Entries of boxed elements
'''
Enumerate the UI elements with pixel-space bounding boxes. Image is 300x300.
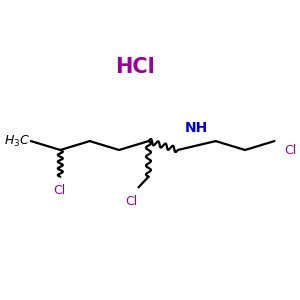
Text: HCl: HCl: [115, 57, 154, 77]
Text: Cl: Cl: [284, 143, 296, 157]
Text: $H_3C$: $H_3C$: [4, 134, 29, 148]
Text: Cl: Cl: [53, 184, 65, 197]
Text: NH: NH: [185, 121, 208, 135]
Text: Cl: Cl: [126, 195, 138, 208]
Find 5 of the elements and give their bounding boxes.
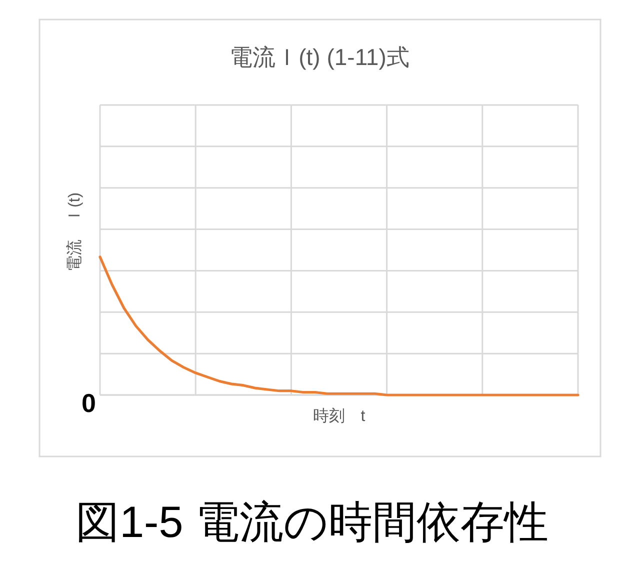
ylabel: 電流 Ｉ(t) [66,192,84,272]
title: 電流Ｉ(t) (1-11)式 [230,44,410,70]
xlabel: 時刻 t [312,408,366,425]
axis-origin-label: 0 [82,388,96,418]
caption: 図1-5 電流の時間依存性 [76,498,548,547]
'''
**TASK STATEMENT**
Copy every row above word for word, without the pictures.

**TASK SOLUTION**
Enumerate the UI elements with pixel-space bounding boxes. Image is 300x300.
Text: HCl: HCl: [115, 57, 154, 77]
Text: Cl: Cl: [284, 143, 296, 157]
Text: $H_3C$: $H_3C$: [4, 134, 29, 148]
Text: Cl: Cl: [53, 184, 65, 197]
Text: NH: NH: [185, 121, 208, 135]
Text: Cl: Cl: [126, 195, 138, 208]
Find 5 of the elements and give their bounding boxes.
ylabel: 電流 Ｉ(t) [66,192,84,272]
title: 電流Ｉ(t) (1-11)式 [230,44,410,70]
xlabel: 時刻 t [312,408,366,425]
axis-origin-label: 0 [82,388,96,418]
caption: 図1-5 電流の時間依存性 [76,498,548,547]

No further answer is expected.